* [Source passage]:
==========

Maybe it was the false sense of security lockdown gave us that we were doing our best because our abilities were so limited. Now with the veranda furled open the world asks of us, again, what is within your power to make this better?

Historically, "we the people" are put in the position to assume all responsibility for social and cultural change while the top 1% are playing political duck-duck-goose with all of our lives at the highfalutin' country club on the other side of town– that none of us could ever get a pass to enter.

If only we worked harder, were smarter, would have made better choices, weren't so weak or mentally ill, they tell us, while also slinging judgments on current affairs: 

Blame the sports person on their knee.

Blame the person who committed a petty theft (and was then killed by law enforcement).

Blame the people who deal drugs for the shooting of an innocent up and coming young woman.

Blame each other– you can't trust your neighbor. 

Blame the gun toting, tattooed, swastika'd and, while we are at it, blame the peace-loving protesters, calling them all hoodlums. 

Keep that infighting going amongst the worker bees–the wannabes–who just want to be in a life that has a hint of the privilege others seem born into. 

Throw people off the scent of voting for the right reasons.

==========

* [Collected data]:
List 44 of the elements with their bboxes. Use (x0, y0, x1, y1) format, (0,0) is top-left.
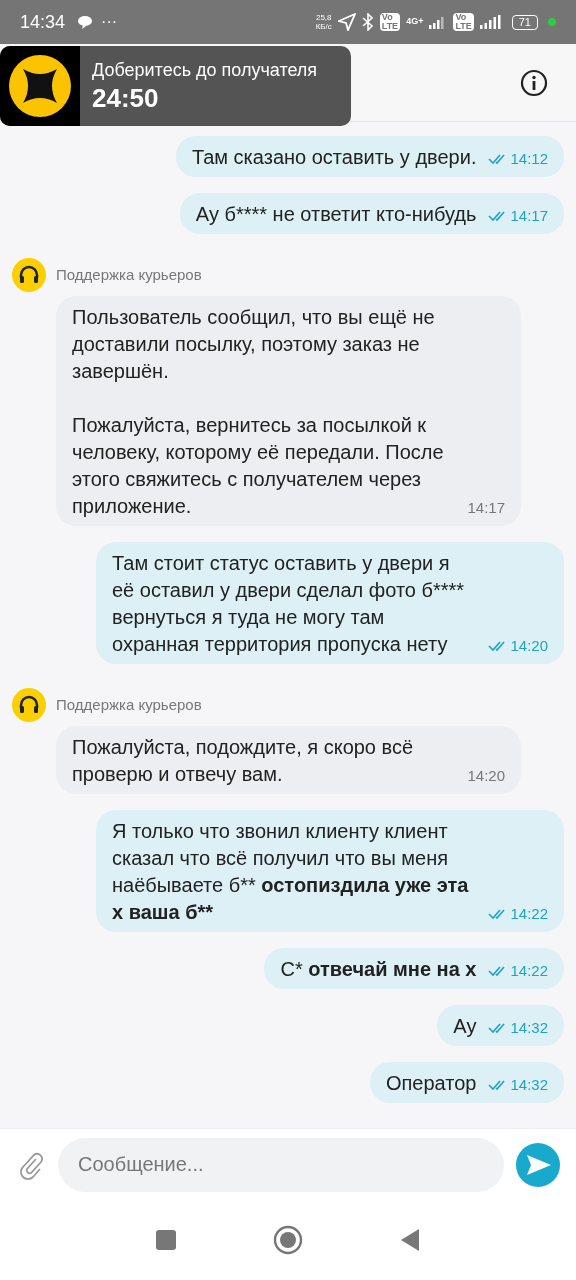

==========

* [Task]: Translate this sentence from the passage on blame and privilege into Spanish: "Blame each other– you can't trust your neighbor."

* [Task solution]: Cúlpense unos a otros: no puedes confiar en tu vecino.